■ **THE TASK**: Check each line for the word "当月同比" and report how many have it. Give nothing else.

[Records about charts and figures]
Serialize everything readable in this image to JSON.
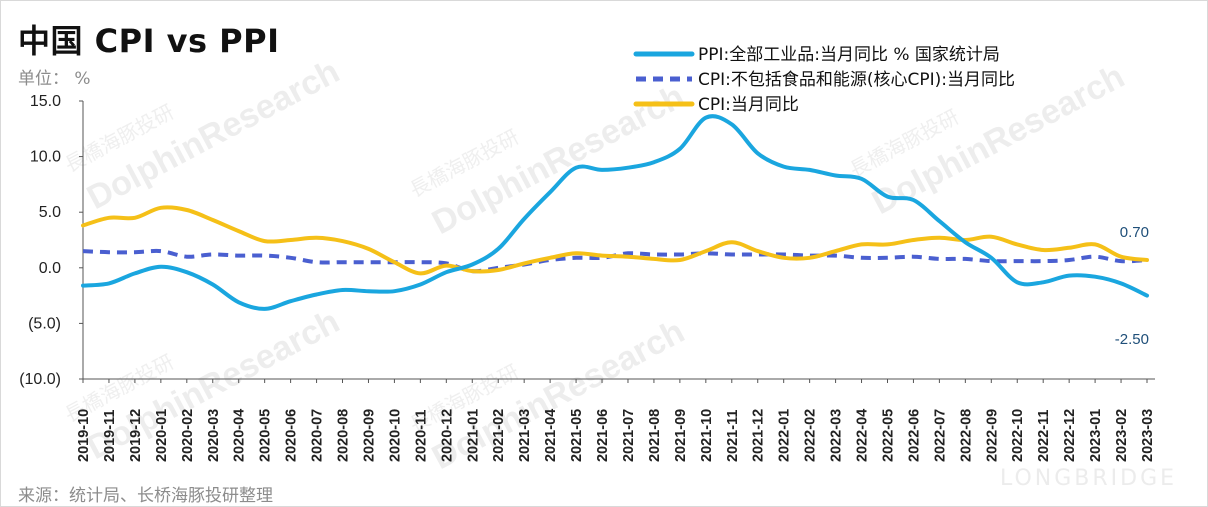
{
  "header": {
    "title": "中国 CPI vs PPI",
    "unit": "单位： %"
  },
  "footer": {
    "source": "来源：统计局、长桥海豚投研整理"
  },
  "watermark": {
    "text": "DolphinResearch",
    "text_cn": "長橋海豚投研",
    "brand": "LONGBRIDGE"
  },
  "colors": {
    "ppi": "#1aa6df",
    "core_cpi": "#4a5fd0",
    "cpi": "#f5c018",
    "axis": "#555555"
  },
  "chart_data": {
    "type": "line",
    "title": "中国 CPI vs PPI",
    "ylim": [
      -10,
      15
    ],
    "y_ticks": [
      15,
      10,
      5,
      0,
      -5,
      -10
    ],
    "y_tick_labels": [
      "15.0",
      "10.0",
      "5.0",
      "0.0",
      "(5.0)",
      "(10.0)"
    ],
    "grid": false,
    "legend_position": "top-right",
    "x": [
      "2019-10",
      "2019-11",
      "2019-12",
      "2020-01",
      "2020-02",
      "2020-03",
      "2020-04",
      "2020-05",
      "2020-06",
      "2020-07",
      "2020-08",
      "2020-09",
      "2020-10",
      "2020-11",
      "2020-12",
      "2021-01",
      "2021-02",
      "2021-03",
      "2021-04",
      "2021-05",
      "2021-06",
      "2021-07",
      "2021-08",
      "2021-09",
      "2021-10",
      "2021-11",
      "2021-12",
      "2022-01",
      "2022-02",
      "2022-03",
      "2022-04",
      "2022-05",
      "2022-06",
      "2022-07",
      "2022-08",
      "2022-09",
      "2022-10",
      "2022-11",
      "2022-12",
      "2023-01",
      "2023-02",
      "2023-03"
    ],
    "series": [
      {
        "name": "PPI:全部工业品:当月同比 % 国家统计局",
        "style": "solid",
        "color": "#1aa6df",
        "values": [
          -1.6,
          -1.4,
          -0.5,
          0.1,
          -0.4,
          -1.5,
          -3.1,
          -3.7,
          -3.0,
          -2.4,
          -2.0,
          -2.1,
          -2.1,
          -1.5,
          -0.4,
          0.3,
          1.7,
          4.4,
          6.8,
          9.0,
          8.8,
          9.0,
          9.5,
          10.7,
          13.5,
          12.9,
          10.3,
          9.1,
          8.8,
          8.3,
          8.0,
          6.4,
          6.1,
          4.2,
          2.3,
          0.9,
          -1.3,
          -1.3,
          -0.7,
          -0.8,
          -1.4,
          -2.5
        ],
        "end_label": "-2.50"
      },
      {
        "name": "CPI:不包括食品和能源(核心CPI):当月同比",
        "style": "dashed",
        "color": "#4a5fd0",
        "values": [
          1.5,
          1.4,
          1.4,
          1.5,
          1.0,
          1.2,
          1.1,
          1.1,
          0.9,
          0.5,
          0.5,
          0.5,
          0.5,
          0.5,
          0.4,
          -0.3,
          0.0,
          0.3,
          0.7,
          0.9,
          0.9,
          1.3,
          1.2,
          1.2,
          1.3,
          1.2,
          1.2,
          1.2,
          1.1,
          1.1,
          0.9,
          0.9,
          1.0,
          0.8,
          0.8,
          0.6,
          0.6,
          0.6,
          0.7,
          1.0,
          0.6,
          0.7
        ],
        "end_label": ""
      },
      {
        "name": "CPI:当月同比",
        "style": "solid",
        "color": "#f5c018",
        "values": [
          3.8,
          4.5,
          4.5,
          5.4,
          5.2,
          4.3,
          3.3,
          2.4,
          2.5,
          2.7,
          2.4,
          1.7,
          0.5,
          -0.5,
          0.2,
          -0.3,
          -0.2,
          0.4,
          0.9,
          1.3,
          1.1,
          1.0,
          0.8,
          0.7,
          1.5,
          2.3,
          1.5,
          0.9,
          0.9,
          1.5,
          2.1,
          2.1,
          2.5,
          2.7,
          2.5,
          2.8,
          2.1,
          1.6,
          1.8,
          2.1,
          1.0,
          0.7
        ],
        "end_label": "0.70"
      }
    ]
  }
}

■ **SOLUTION TO THE EXERCISE**: 3